(Brief) Copy all of the material exactly. Pictures are not to appear in the copy.

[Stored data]
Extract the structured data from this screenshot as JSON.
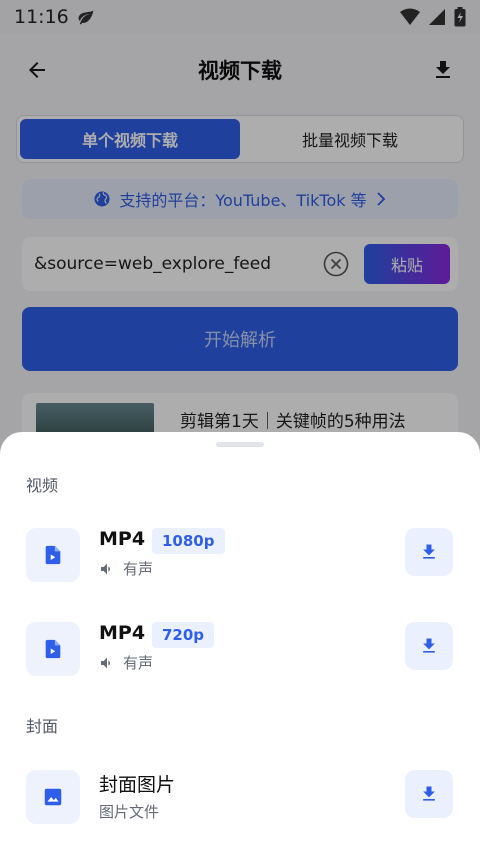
{
  "status_bar": {
    "time": "11:16"
  },
  "app_bar": {
    "title": "视频下载"
  },
  "tabs": [
    {
      "label": "单个视频下载",
      "active": true
    },
    {
      "label": "批量视频下载",
      "active": false
    }
  ],
  "platforms": {
    "text": "支持的平台：YouTube、TikTok 等"
  },
  "url_input": {
    "value": "&source=web_explore_feed"
  },
  "paste_button": {
    "label": "粘贴"
  },
  "parse_button": {
    "label": "开始解析"
  },
  "history": {
    "title": "剪辑第1天｜关键帧的5种用法"
  },
  "sheet": {
    "video_section": "视频",
    "videos": [
      {
        "format": "MP4",
        "quality": "1080p",
        "audio": "有声"
      },
      {
        "format": "MP4",
        "quality": "720p",
        "audio": "有声"
      }
    ],
    "cover_section": "封面",
    "cover": {
      "title": "封面图片",
      "subtitle": "图片文件"
    }
  },
  "colors": {
    "accent": "#2f5fe8",
    "accent_light": "#eaf0fd",
    "gradient_end": "#8a28e0"
  }
}
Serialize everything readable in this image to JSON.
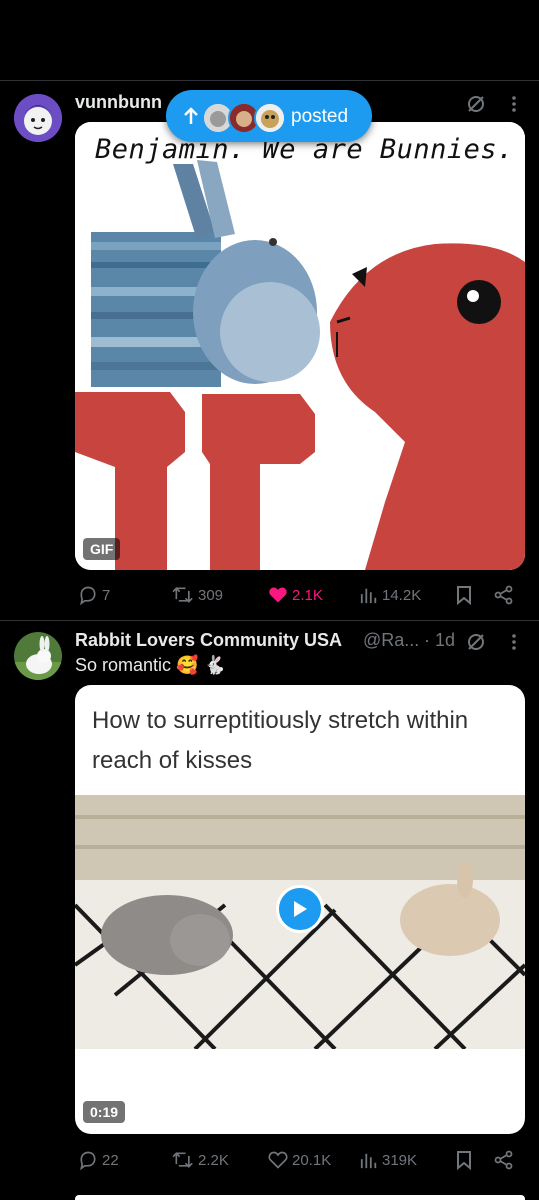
{
  "post1": {
    "username": "vunnbunn",
    "media_caption": "Benjamin. We are Bunnies.",
    "media_badge": "GIF",
    "actions": {
      "replies": "7",
      "reposts": "309",
      "likes": "2.1K",
      "views": "14.2K"
    },
    "liked": true
  },
  "banner": {
    "label": "posted"
  },
  "post2": {
    "display_name": "Rabbit Lovers Community USA",
    "handle": "@Ra...",
    "time": "· 1d",
    "text": "So romantic 🥰 🐇",
    "video_caption_line1": "How to surreptitiously stretch within",
    "video_caption_line2": "reach of kisses",
    "video_duration": "0:19",
    "actions": {
      "replies": "22",
      "reposts": "2.2K",
      "likes": "20.1K",
      "views": "319K"
    }
  },
  "colors": {
    "accent": "#1d9bf0",
    "like": "#f91880",
    "muted": "#71767b",
    "background": "#000000"
  },
  "icons": [
    "reply-icon",
    "repost-icon",
    "like-icon",
    "views-icon",
    "bookmark-icon",
    "share-icon",
    "grok-icon",
    "more-icon",
    "play-icon",
    "up-arrow-icon"
  ]
}
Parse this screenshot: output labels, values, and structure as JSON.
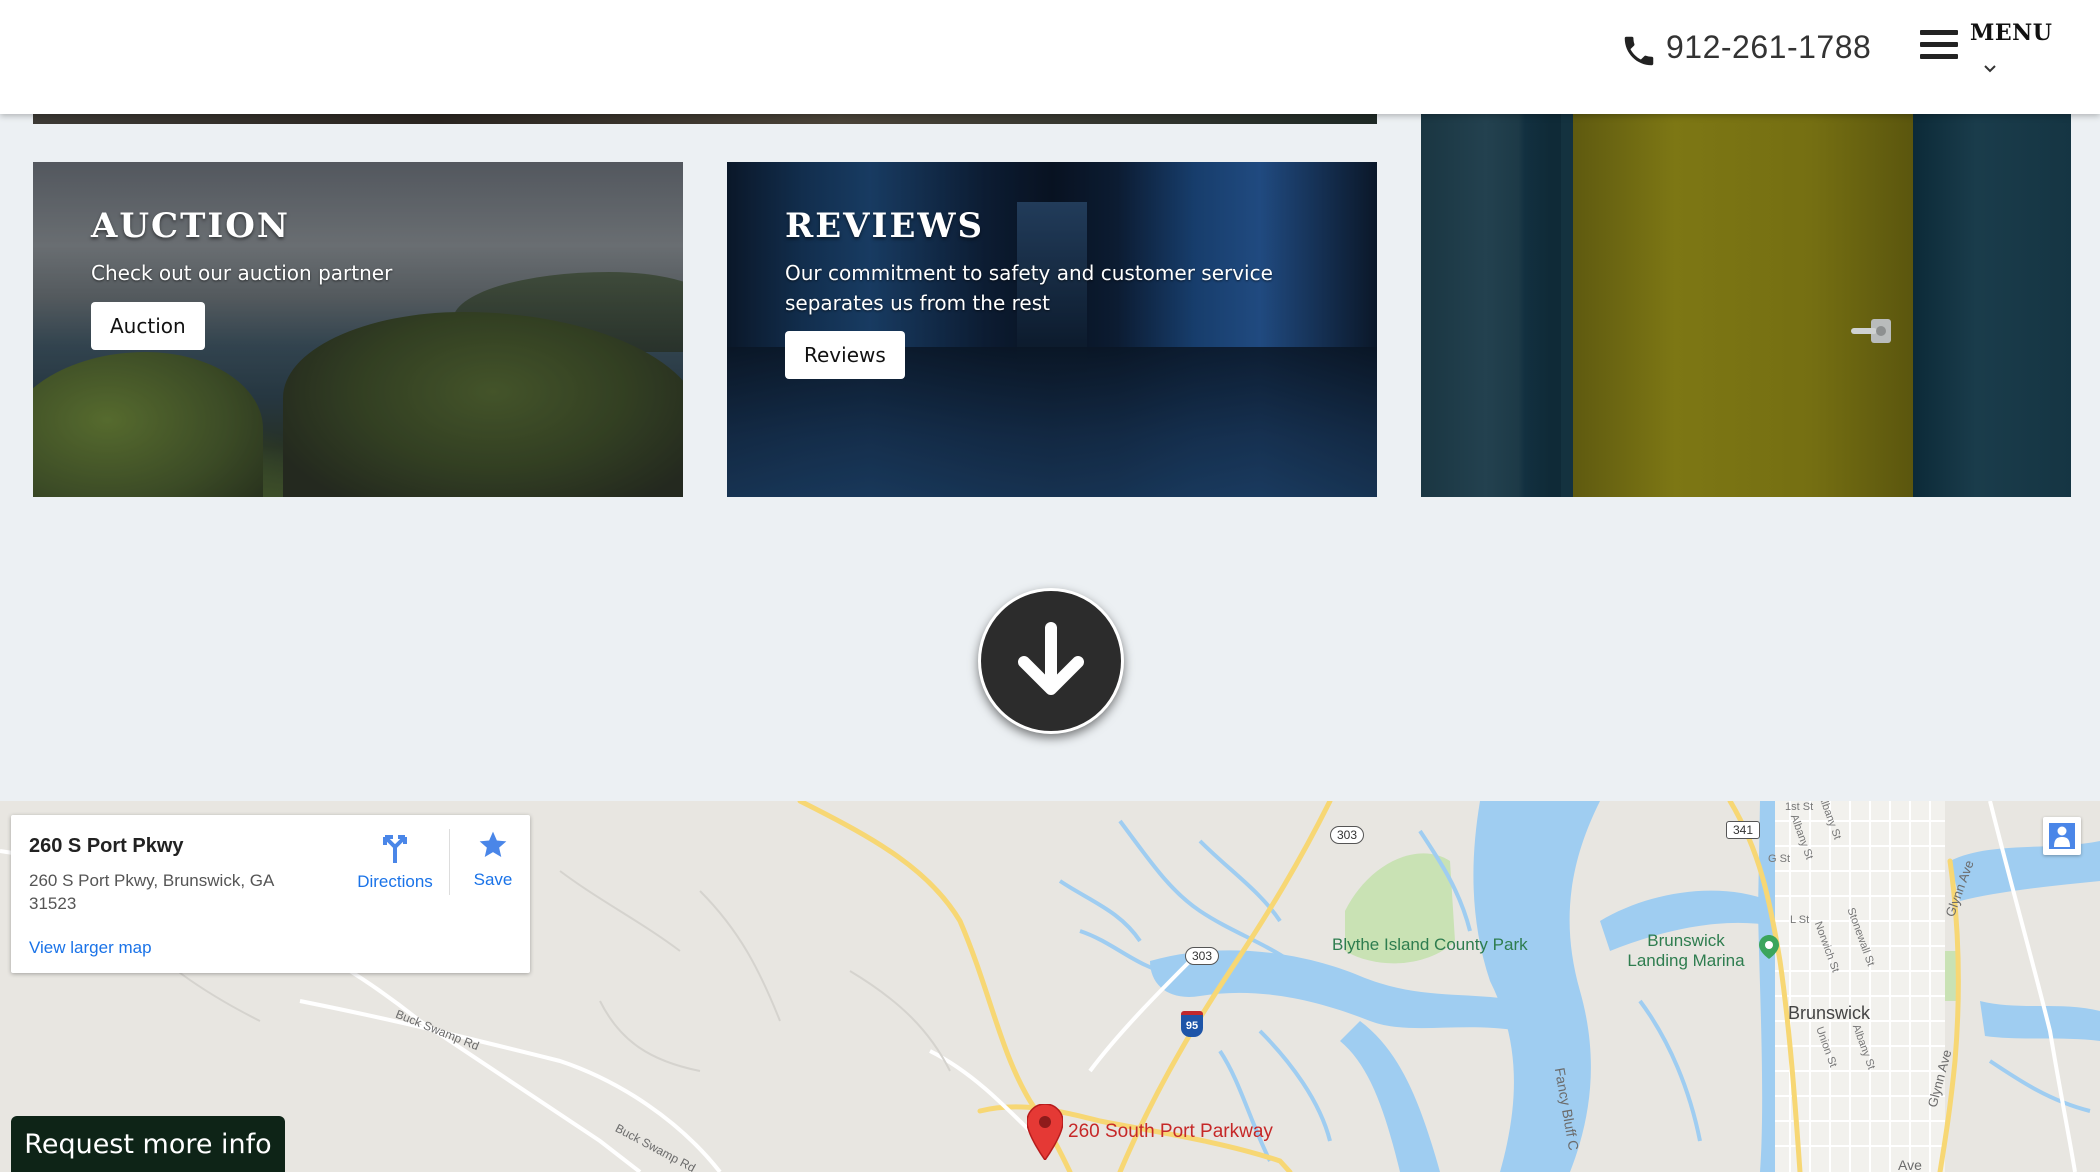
{
  "header": {
    "phone": "912-261-1788",
    "phone_icon": "phone-icon",
    "menu_label": "MENU",
    "menu_icon": "hamburger-icon"
  },
  "cards": [
    {
      "title": "AUCTION",
      "subtitle": "Check out our auction partner",
      "button": "Auction"
    },
    {
      "title": "REVIEWS",
      "subtitle": "Our commitment to safety and customer service separates us from the rest",
      "button": "Reviews"
    }
  ],
  "scroll_icon": "arrow-down-icon",
  "map": {
    "place_title": "260 S Port Pkwy",
    "place_address": "260 S Port Pkwy, Brunswick, GA 31523",
    "directions_label": "Directions",
    "save_label": "Save",
    "larger_map_label": "View larger map",
    "marker_label": "260 South Port Parkway",
    "labels": {
      "park": "Blythe Island County Park",
      "marina": "Brunswick Landing Marina",
      "city": "Brunswick",
      "road1": "Buck Swamp Rd",
      "road2": "Buck Swamp Rd",
      "river": "Fancy Bluff C",
      "glynn1": "Glynn Ave",
      "glynn2": "Glynn Ave",
      "ave": "Ave",
      "hwy303a": "303",
      "hwy303b": "303",
      "hwy341": "341",
      "i95": "95",
      "streets": [
        "Albany St",
        "Albany St",
        "Norwich St",
        "Stonewall St",
        "Union St",
        "Albany St",
        "1st St",
        "G St",
        "L St"
      ]
    }
  },
  "request_button": "Request more info",
  "colors": {
    "background": "#ecf0f3",
    "map_link": "#1a73e8",
    "request_bg": "#0e2417"
  }
}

(Result for this task)
Extract the structured data from this screenshot as JSON.
{
  "status_bar": {
    "time": "11:16"
  },
  "app_bar": {
    "title": "视频下载"
  },
  "tabs": [
    {
      "label": "单个视频下载",
      "active": true
    },
    {
      "label": "批量视频下载",
      "active": false
    }
  ],
  "platforms": {
    "text": "支持的平台：YouTube、TikTok 等"
  },
  "url_input": {
    "value": "&source=web_explore_feed"
  },
  "paste_button": {
    "label": "粘贴"
  },
  "parse_button": {
    "label": "开始解析"
  },
  "history": {
    "title": "剪辑第1天｜关键帧的5种用法"
  },
  "sheet": {
    "video_section": "视频",
    "videos": [
      {
        "format": "MP4",
        "quality": "1080p",
        "audio": "有声"
      },
      {
        "format": "MP4",
        "quality": "720p",
        "audio": "有声"
      }
    ],
    "cover_section": "封面",
    "cover": {
      "title": "封面图片",
      "subtitle": "图片文件"
    }
  },
  "colors": {
    "accent": "#2f5fe8",
    "accent_light": "#eaf0fd",
    "gradient_end": "#8a28e0"
  }
}
Serialize everything readable in this image to JSON.
{
  "post1": {
    "username": "vunnbunn",
    "media_caption": "Benjamin. We are Bunnies.",
    "media_badge": "GIF",
    "actions": {
      "replies": "7",
      "reposts": "309",
      "likes": "2.1K",
      "views": "14.2K"
    },
    "liked": true
  },
  "banner": {
    "label": "posted"
  },
  "post2": {
    "display_name": "Rabbit Lovers Community USA",
    "handle": "@Ra...",
    "time": "· 1d",
    "text": "So romantic 🥰 🐇",
    "video_caption_line1": "How to surreptitiously stretch within",
    "video_caption_line2": "reach of kisses",
    "video_duration": "0:19",
    "actions": {
      "replies": "22",
      "reposts": "2.2K",
      "likes": "20.1K",
      "views": "319K"
    }
  },
  "colors": {
    "accent": "#1d9bf0",
    "like": "#f91880",
    "muted": "#71767b",
    "background": "#000000"
  },
  "icons": [
    "reply-icon",
    "repost-icon",
    "like-icon",
    "views-icon",
    "bookmark-icon",
    "share-icon",
    "grok-icon",
    "more-icon",
    "play-icon",
    "up-arrow-icon"
  ]
}
Parse this screenshot: output labels, values, and structure as JSON.
{
  "header": {
    "phone": "912-261-1788",
    "phone_icon": "phone-icon",
    "menu_label": "MENU",
    "menu_icon": "hamburger-icon"
  },
  "cards": [
    {
      "title": "AUCTION",
      "subtitle": "Check out our auction partner",
      "button": "Auction"
    },
    {
      "title": "REVIEWS",
      "subtitle": "Our commitment to safety and customer service separates us from the rest",
      "button": "Reviews"
    }
  ],
  "scroll_icon": "arrow-down-icon",
  "map": {
    "place_title": "260 S Port Pkwy",
    "place_address": "260 S Port Pkwy, Brunswick, GA 31523",
    "directions_label": "Directions",
    "save_label": "Save",
    "larger_map_label": "View larger map",
    "marker_label": "260 South Port Parkway",
    "labels": {
      "park": "Blythe Island County Park",
      "marina": "Brunswick Landing Marina",
      "city": "Brunswick",
      "road1": "Buck Swamp Rd",
      "road2": "Buck Swamp Rd",
      "river": "Fancy Bluff C",
      "glynn1": "Glynn Ave",
      "glynn2": "Glynn Ave",
      "ave": "Ave",
      "hwy303a": "303",
      "hwy303b": "303",
      "hwy341": "341",
      "i95": "95",
      "streets": [
        "Albany St",
        "Albany St",
        "Norwich St",
        "Stonewall St",
        "Union St",
        "Albany St",
        "1st St",
        "G St",
        "L St"
      ]
    }
  },
  "request_button": "Request more info",
  "colors": {
    "background": "#ecf0f3",
    "map_link": "#1a73e8",
    "request_bg": "#0e2417"
  }
}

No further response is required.